[Entries of transcribed document text]
Start of Block

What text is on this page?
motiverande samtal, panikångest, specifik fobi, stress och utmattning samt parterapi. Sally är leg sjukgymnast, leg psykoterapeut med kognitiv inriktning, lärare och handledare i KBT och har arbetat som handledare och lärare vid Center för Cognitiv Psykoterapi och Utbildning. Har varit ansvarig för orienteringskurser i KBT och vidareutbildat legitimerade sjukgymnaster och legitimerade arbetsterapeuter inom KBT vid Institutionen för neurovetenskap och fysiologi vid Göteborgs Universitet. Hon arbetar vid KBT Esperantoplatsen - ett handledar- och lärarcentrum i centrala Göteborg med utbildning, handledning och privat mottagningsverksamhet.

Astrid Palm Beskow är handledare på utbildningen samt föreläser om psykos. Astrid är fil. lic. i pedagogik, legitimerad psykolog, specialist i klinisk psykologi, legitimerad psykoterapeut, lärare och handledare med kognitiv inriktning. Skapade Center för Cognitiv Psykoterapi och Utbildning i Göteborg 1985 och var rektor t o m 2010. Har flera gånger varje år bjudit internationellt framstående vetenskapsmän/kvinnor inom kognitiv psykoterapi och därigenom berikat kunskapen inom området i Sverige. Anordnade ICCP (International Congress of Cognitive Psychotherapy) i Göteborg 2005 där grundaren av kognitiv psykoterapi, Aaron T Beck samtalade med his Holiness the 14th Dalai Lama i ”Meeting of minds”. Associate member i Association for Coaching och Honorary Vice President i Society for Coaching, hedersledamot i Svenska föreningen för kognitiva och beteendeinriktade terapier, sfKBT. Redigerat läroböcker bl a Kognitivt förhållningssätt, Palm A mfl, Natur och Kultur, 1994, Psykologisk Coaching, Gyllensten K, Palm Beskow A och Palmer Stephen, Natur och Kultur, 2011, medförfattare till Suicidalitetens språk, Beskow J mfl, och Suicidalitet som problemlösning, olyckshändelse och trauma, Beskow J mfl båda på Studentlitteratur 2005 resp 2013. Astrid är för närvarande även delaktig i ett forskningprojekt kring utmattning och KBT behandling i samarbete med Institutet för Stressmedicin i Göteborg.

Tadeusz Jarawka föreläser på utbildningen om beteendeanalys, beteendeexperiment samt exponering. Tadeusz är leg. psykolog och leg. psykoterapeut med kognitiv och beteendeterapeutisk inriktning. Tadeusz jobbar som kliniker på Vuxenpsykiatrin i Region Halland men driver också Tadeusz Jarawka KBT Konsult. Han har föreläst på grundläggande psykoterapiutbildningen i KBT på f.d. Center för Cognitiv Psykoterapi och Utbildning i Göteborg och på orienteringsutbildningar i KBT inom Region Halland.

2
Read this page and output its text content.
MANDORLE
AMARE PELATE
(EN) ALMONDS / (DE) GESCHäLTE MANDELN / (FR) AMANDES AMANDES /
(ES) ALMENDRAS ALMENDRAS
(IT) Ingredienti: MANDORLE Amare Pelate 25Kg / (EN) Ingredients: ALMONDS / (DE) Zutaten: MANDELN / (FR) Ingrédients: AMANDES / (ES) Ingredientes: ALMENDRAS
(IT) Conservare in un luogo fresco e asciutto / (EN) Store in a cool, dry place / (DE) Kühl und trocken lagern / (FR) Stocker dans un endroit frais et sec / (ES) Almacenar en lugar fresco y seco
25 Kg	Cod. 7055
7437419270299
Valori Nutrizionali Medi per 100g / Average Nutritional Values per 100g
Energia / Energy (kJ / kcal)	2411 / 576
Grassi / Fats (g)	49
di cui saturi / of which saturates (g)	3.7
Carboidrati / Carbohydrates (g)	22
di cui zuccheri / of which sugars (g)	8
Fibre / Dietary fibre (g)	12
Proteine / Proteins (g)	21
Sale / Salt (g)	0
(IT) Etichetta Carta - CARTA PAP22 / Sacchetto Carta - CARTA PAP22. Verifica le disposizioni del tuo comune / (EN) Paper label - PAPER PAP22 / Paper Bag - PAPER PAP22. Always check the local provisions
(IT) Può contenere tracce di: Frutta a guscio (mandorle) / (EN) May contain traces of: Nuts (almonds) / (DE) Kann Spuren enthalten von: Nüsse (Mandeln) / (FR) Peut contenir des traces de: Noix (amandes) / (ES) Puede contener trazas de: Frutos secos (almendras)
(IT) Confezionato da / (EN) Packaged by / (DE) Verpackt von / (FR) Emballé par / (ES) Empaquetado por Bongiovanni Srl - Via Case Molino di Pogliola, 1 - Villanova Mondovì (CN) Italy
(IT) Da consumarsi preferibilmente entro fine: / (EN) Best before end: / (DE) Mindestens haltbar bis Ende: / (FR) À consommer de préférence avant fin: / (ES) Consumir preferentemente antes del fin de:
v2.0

End of Block

→ **ASSIGNMENT**
With the line containing "Read this page and output its text content." as the first and the last line above as the final one, copy those lines exactly and no others.

→ **SOLUTION TO THIS PROBLEM**
Read this page and output its text content.
MANDORLE
AMARE PELATE
(EN) ALMONDS / (DE) GESCHäLTE MANDELN / (FR) AMANDES AMANDES /
(ES) ALMENDRAS ALMENDRAS
(IT) Ingredienti: MANDORLE Amare Pelate 25Kg / (EN) Ingredients: ALMONDS / (DE) Zutaten: MANDELN / (FR) Ingrédients: AMANDES / (ES) Ingredientes: ALMENDRAS
(IT) Conservare in un luogo fresco e asciutto / (EN) Store in a cool, dry place / (DE) Kühl und trocken lagern / (FR) Stocker dans un endroit frais et sec / (ES) Almacenar en lugar fresco y seco
25 Kg	Cod. 7055
7437419270299
Valori Nutrizionali Medi per 100g / Average Nutritional Values per 100g
Energia / Energy (kJ / kcal)	2411 / 576
Grassi / Fats (g)	49
di cui saturi / of which saturates (g)	3.7
Carboidrati / Carbohydrates (g)	22
di cui zuccheri / of which sugars (g)	8
Fibre / Dietary fibre (g)	12
Proteine / Proteins (g)	21
Sale / Salt (g)	0
(IT) Etichetta Carta - CARTA PAP22 / Sacchetto Carta - CARTA PAP22. Verifica le disposizioni del tuo comune / (EN) Paper label - PAPER PAP22 / Paper Bag - PAPER PAP22. Always check the local provisions
(IT) Può contenere tracce di: Frutta a guscio (mandorle) / (EN) May contain traces of: Nuts (almonds) / (DE) Kann Spuren enthalten von: Nüsse (Mandeln) / (FR) Peut contenir des traces de: Noix (amandes) / (ES) Puede contener trazas de: Frutos secos (almendras)
(IT) Confezionato da / (EN) Packaged by / (DE) Verpackt von / (FR) Emballé par / (ES) Empaquetado por Bongiovanni Srl - Via Case Molino di Pogliola, 1 - Villanova Mondovì (CN) Italy
(IT) Da consumarsi preferibilmente entro fine: / (EN) Best before end: / (DE) Mindestens haltbar bis Ende: / (FR) À consommer de préférence avant fin: / (ES) Consumir preferentemente antes del fin de:
v2.0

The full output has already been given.